WRITTEN EXERCISE: Locate each line of the material that contains "терий", then return it.

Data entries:
---+---

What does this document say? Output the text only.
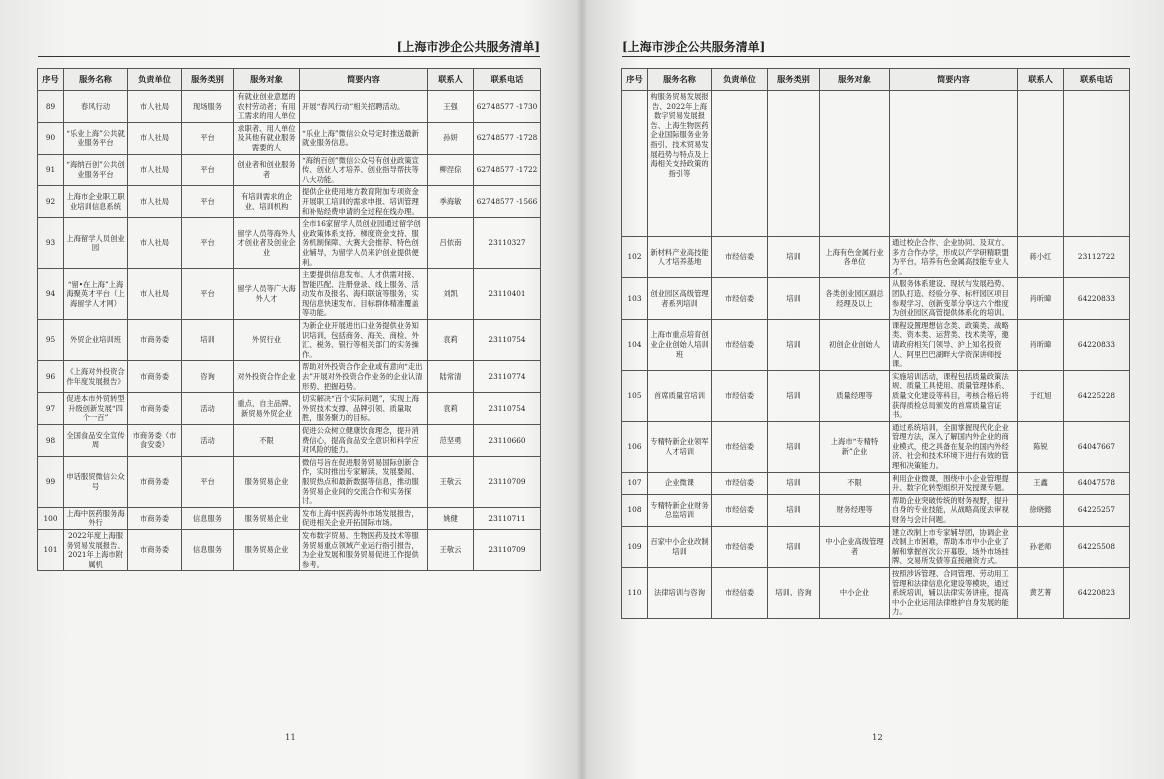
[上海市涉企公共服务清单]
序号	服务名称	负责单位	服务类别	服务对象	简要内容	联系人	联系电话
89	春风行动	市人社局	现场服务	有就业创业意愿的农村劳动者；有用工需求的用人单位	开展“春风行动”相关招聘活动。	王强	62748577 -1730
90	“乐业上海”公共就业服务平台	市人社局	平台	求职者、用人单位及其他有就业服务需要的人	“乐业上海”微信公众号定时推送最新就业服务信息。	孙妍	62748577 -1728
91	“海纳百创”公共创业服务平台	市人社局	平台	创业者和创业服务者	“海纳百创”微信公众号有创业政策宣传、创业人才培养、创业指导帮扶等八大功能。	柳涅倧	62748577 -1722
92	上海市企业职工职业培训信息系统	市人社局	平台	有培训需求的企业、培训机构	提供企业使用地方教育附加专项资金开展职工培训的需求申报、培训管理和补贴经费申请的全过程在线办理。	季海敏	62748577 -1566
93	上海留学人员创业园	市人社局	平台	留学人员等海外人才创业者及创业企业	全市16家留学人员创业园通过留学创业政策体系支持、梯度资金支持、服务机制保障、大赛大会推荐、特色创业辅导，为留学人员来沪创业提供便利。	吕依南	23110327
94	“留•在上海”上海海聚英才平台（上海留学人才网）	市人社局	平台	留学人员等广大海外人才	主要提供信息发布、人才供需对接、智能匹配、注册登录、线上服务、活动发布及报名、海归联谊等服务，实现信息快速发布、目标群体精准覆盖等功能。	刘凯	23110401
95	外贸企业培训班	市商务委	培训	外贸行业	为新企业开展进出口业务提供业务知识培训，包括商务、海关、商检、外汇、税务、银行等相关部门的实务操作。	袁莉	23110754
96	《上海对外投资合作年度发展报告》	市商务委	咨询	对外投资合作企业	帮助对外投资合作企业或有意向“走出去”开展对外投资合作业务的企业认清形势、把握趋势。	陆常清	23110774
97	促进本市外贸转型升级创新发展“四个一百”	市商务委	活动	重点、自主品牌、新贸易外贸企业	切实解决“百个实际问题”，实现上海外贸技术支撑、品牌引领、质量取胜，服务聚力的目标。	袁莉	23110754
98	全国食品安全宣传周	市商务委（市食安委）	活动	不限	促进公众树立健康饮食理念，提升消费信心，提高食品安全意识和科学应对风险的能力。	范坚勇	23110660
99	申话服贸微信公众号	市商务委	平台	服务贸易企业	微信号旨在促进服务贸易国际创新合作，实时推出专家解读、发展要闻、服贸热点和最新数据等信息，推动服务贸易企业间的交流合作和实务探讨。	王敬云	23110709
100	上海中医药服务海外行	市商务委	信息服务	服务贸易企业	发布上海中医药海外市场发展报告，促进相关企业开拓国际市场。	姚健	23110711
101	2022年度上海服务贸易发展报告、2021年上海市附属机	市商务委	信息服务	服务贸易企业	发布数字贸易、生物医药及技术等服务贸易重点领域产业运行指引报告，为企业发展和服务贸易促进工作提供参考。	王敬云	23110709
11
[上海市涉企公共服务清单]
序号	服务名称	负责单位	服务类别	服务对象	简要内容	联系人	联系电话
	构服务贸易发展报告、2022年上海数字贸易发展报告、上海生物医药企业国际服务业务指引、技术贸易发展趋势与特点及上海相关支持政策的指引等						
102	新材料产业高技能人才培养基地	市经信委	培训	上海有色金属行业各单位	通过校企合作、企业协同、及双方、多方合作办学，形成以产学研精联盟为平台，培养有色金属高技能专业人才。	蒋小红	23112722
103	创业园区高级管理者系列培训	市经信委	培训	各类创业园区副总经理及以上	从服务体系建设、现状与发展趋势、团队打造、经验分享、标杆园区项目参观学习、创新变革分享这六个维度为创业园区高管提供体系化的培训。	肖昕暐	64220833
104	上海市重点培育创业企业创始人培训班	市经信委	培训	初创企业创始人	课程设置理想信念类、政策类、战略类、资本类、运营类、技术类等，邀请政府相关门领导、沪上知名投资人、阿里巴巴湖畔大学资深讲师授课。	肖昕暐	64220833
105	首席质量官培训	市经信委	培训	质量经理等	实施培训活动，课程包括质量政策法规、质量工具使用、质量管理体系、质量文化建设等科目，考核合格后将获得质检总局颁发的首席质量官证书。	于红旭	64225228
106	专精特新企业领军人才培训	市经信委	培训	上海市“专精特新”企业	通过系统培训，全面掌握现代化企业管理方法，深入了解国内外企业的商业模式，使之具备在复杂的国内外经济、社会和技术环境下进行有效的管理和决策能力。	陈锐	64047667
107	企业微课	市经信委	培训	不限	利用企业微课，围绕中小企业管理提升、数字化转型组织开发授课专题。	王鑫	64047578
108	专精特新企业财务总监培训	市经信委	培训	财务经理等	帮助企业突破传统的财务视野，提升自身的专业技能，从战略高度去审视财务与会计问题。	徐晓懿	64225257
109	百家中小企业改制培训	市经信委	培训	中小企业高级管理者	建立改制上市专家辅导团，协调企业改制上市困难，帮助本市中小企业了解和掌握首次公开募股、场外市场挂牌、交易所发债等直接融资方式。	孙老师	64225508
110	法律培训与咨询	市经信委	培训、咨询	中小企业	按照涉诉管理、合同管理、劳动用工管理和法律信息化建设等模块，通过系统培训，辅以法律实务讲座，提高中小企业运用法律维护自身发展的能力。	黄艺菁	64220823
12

---+---

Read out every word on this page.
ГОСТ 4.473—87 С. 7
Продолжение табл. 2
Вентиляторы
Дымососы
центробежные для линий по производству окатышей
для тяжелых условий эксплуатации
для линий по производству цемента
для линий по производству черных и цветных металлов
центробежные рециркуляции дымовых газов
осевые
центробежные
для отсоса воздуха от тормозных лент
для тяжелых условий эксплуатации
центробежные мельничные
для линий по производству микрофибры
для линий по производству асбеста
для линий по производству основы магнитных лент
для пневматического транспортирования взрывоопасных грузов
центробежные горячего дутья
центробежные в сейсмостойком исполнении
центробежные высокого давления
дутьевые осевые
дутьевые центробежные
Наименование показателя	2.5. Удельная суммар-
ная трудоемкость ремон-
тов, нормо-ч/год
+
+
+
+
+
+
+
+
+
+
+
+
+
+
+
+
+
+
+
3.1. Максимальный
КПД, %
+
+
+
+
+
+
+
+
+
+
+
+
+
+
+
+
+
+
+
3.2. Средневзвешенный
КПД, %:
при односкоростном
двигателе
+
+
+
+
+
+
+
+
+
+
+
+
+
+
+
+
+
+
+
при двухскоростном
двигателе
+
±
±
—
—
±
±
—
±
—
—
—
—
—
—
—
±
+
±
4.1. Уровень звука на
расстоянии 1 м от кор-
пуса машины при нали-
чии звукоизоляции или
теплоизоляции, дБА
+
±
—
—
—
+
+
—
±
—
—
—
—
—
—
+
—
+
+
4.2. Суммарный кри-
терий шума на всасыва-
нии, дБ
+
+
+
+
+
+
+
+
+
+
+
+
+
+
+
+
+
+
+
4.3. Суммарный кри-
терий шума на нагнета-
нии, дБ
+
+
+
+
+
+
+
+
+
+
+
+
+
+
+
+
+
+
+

---+---

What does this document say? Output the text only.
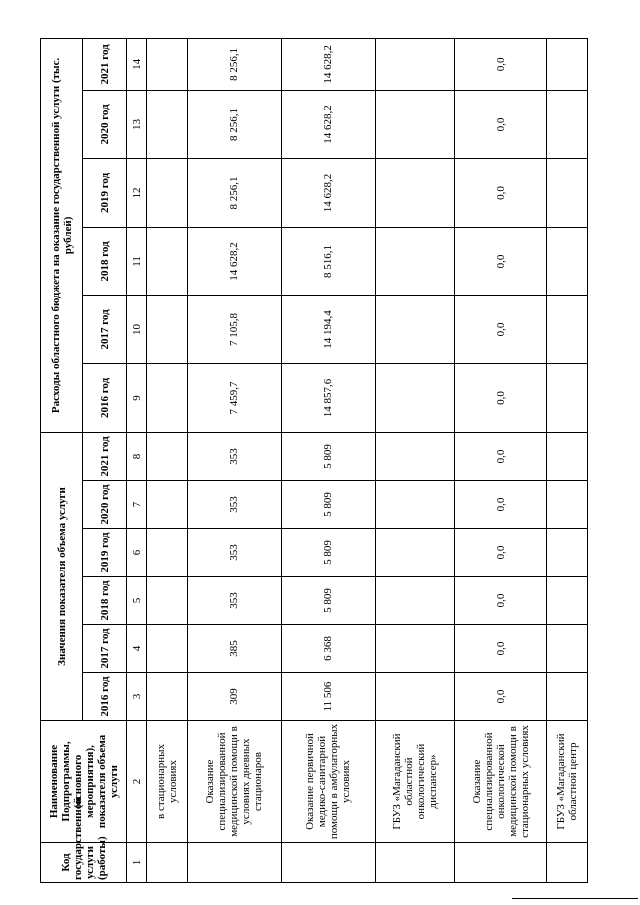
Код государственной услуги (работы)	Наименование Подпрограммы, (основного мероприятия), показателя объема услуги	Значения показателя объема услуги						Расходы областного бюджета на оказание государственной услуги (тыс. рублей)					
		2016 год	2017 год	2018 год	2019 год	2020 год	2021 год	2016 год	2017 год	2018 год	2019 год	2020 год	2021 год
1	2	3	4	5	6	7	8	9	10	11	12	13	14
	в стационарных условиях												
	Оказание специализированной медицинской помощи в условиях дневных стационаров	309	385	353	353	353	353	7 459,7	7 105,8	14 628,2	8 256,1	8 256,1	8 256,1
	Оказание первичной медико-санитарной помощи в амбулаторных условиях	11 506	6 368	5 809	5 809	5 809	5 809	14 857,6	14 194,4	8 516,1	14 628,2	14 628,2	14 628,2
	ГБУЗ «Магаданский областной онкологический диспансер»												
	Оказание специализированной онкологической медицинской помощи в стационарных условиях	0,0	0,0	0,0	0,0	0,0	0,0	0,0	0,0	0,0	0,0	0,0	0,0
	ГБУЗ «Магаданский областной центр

---+---

SOLUTION:
терий шума на всасыва-
терий шума на нагнета-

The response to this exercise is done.